_PROBLEM_
Without the images, write out the whole listing exactly.
--- Start MATERIAL ---
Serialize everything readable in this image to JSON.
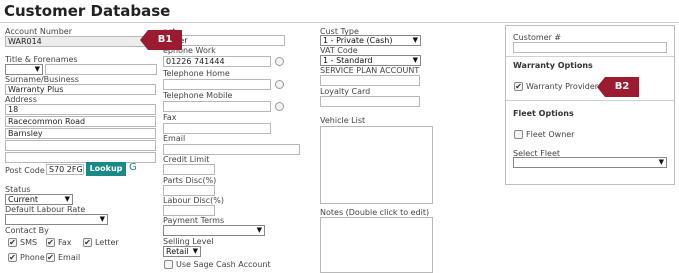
{
  "page_title": "Customer Database",
  "account_number": {
    "label": "Account Number",
    "value": "WAR014"
  },
  "title_forenames": {
    "label": "Title & Forenames",
    "value": ""
  },
  "surname": {
    "label": "Surname/Business",
    "value": "Warranty Plus"
  },
  "address": {
    "label": "Address",
    "lines": [
      "18",
      "Racecommon Road",
      "Barnsley",
      "",
      ""
    ]
  },
  "postcode": {
    "label": "Post Code",
    "value": "S70 2FG",
    "lookup_label": "Lookup",
    "refresh_glyph": "G"
  },
  "status": {
    "label": "Status",
    "value": "Current"
  },
  "labour_rate": {
    "label": "Default Labour Rate",
    "value": ""
  },
  "contact_by": {
    "label": "Contact By",
    "options": [
      {
        "label": "SMS",
        "checked": true
      },
      {
        "label": "Fax",
        "checked": true
      },
      {
        "label": "Letter",
        "checked": true
      },
      {
        "label": "Phone",
        "checked": true
      },
      {
        "label": "Email",
        "checked": true
      }
    ]
  },
  "contact": {
    "label_partial": "act",
    "value_partial": "urner"
  },
  "telephone_work": {
    "label_partial": "ephone Work",
    "value": "01226 741444"
  },
  "telephone_home": {
    "label": "Telephone Home",
    "value": ""
  },
  "telephone_mobile": {
    "label": "Telephone Mobile",
    "value": ""
  },
  "fax": {
    "label": "Fax",
    "value": ""
  },
  "email": {
    "label": "Email",
    "value": ""
  },
  "credit_limit": {
    "label": "Credit Limit",
    "value": ""
  },
  "parts_disc": {
    "label": "Parts Disc(%)",
    "value": ""
  },
  "labour_disc": {
    "label": "Labour Disc(%)",
    "value": ""
  },
  "payment_terms": {
    "label": "Payment Terms",
    "value": ""
  },
  "selling_level": {
    "label": "Selling Level",
    "value": "Retail"
  },
  "sage_cash": {
    "label": "Use Sage Cash Account",
    "checked": false
  },
  "cust_type": {
    "label": "Cust Type",
    "value": "1 - Private (Cash)"
  },
  "vat_code": {
    "label": "VAT Code",
    "value": "1 - Standard"
  },
  "service_plan": {
    "label": "SERVICE PLAN ACCOUNT",
    "value": ""
  },
  "loyalty_card": {
    "label": "Loyalty Card",
    "value": ""
  },
  "vehicle_list": {
    "label": "Vehicle List"
  },
  "notes": {
    "label": "Notes (Double click to edit)"
  },
  "customer_number": {
    "label": "Customer #",
    "value": ""
  },
  "warranty_options": {
    "title": "Warranty Options",
    "warranty_provider": {
      "label": "Warranty Provider",
      "checked": true
    }
  },
  "fleet_options": {
    "title": "Fleet Options",
    "fleet_owner": {
      "label": "Fleet Owner",
      "checked": false
    },
    "select_fleet": {
      "label": "Select Fleet",
      "value": ""
    }
  },
  "badges": {
    "b1": "B1",
    "b2": "B2"
  },
  "colors": {
    "badge": "#9b1c31",
    "lookup_button": "#1a8a86"
  }
}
--- End MATERIAL ---
_SOLUTION FOR THIS EXERCISE_
Serialize everything readable in this image to JSON.
{
  "page_title": "Customer Database",
  "account_number": {
    "label": "Account Number",
    "value": "WAR014"
  },
  "title_forenames": {
    "label": "Title & Forenames",
    "value": ""
  },
  "surname": {
    "label": "Surname/Business",
    "value": "Warranty Plus"
  },
  "address": {
    "label": "Address",
    "lines": [
      "18",
      "Racecommon Road",
      "Barnsley",
      "",
      ""
    ]
  },
  "postcode": {
    "label": "Post Code",
    "value": "S70 2FG",
    "lookup_label": "Lookup",
    "refresh_glyph": "G"
  },
  "status": {
    "label": "Status",
    "value": "Current"
  },
  "labour_rate": {
    "label": "Default Labour Rate",
    "value": ""
  },
  "contact_by": {
    "label": "Contact By",
    "options": [
      {
        "label": "SMS",
        "checked": true
      },
      {
        "label": "Fax",
        "checked": true
      },
      {
        "label": "Letter",
        "checked": true
      },
      {
        "label": "Phone",
        "checked": true
      },
      {
        "label": "Email",
        "checked": true
      }
    ]
  },
  "contact": {
    "label_partial": "act",
    "value_partial": "urner"
  },
  "telephone_work": {
    "label_partial": "ephone Work",
    "value": "01226 741444"
  },
  "telephone_home": {
    "label": "Telephone Home",
    "value": ""
  },
  "telephone_mobile": {
    "label": "Telephone Mobile",
    "value": ""
  },
  "fax": {
    "label": "Fax",
    "value": ""
  },
  "email": {
    "label": "Email",
    "value": ""
  },
  "credit_limit": {
    "label": "Credit Limit",
    "value": ""
  },
  "parts_disc": {
    "label": "Parts Disc(%)",
    "value": ""
  },
  "labour_disc": {
    "label": "Labour Disc(%)",
    "value": ""
  },
  "payment_terms": {
    "label": "Payment Terms",
    "value": ""
  },
  "selling_level": {
    "label": "Selling Level",
    "value": "Retail"
  },
  "sage_cash": {
    "label": "Use Sage Cash Account",
    "checked": false
  },
  "cust_type": {
    "label": "Cust Type",
    "value": "1 - Private (Cash)"
  },
  "vat_code": {
    "label": "VAT Code",
    "value": "1 - Standard"
  },
  "service_plan": {
    "label": "SERVICE PLAN ACCOUNT",
    "value": ""
  },
  "loyalty_card": {
    "label": "Loyalty Card",
    "value": ""
  },
  "vehicle_list": {
    "label": "Vehicle List"
  },
  "notes": {
    "label": "Notes (Double click to edit)"
  },
  "customer_number": {
    "label": "Customer #",
    "value": ""
  },
  "warranty_options": {
    "title": "Warranty Options",
    "warranty_provider": {
      "label": "Warranty Provider",
      "checked": true
    }
  },
  "fleet_options": {
    "title": "Fleet Options",
    "fleet_owner": {
      "label": "Fleet Owner",
      "checked": false
    },
    "select_fleet": {
      "label": "Select Fleet",
      "value": ""
    }
  },
  "badges": {
    "b1": "B1",
    "b2": "B2"
  },
  "colors": {
    "badge": "#9b1c31",
    "lookup_button": "#1a8a86"
  }
}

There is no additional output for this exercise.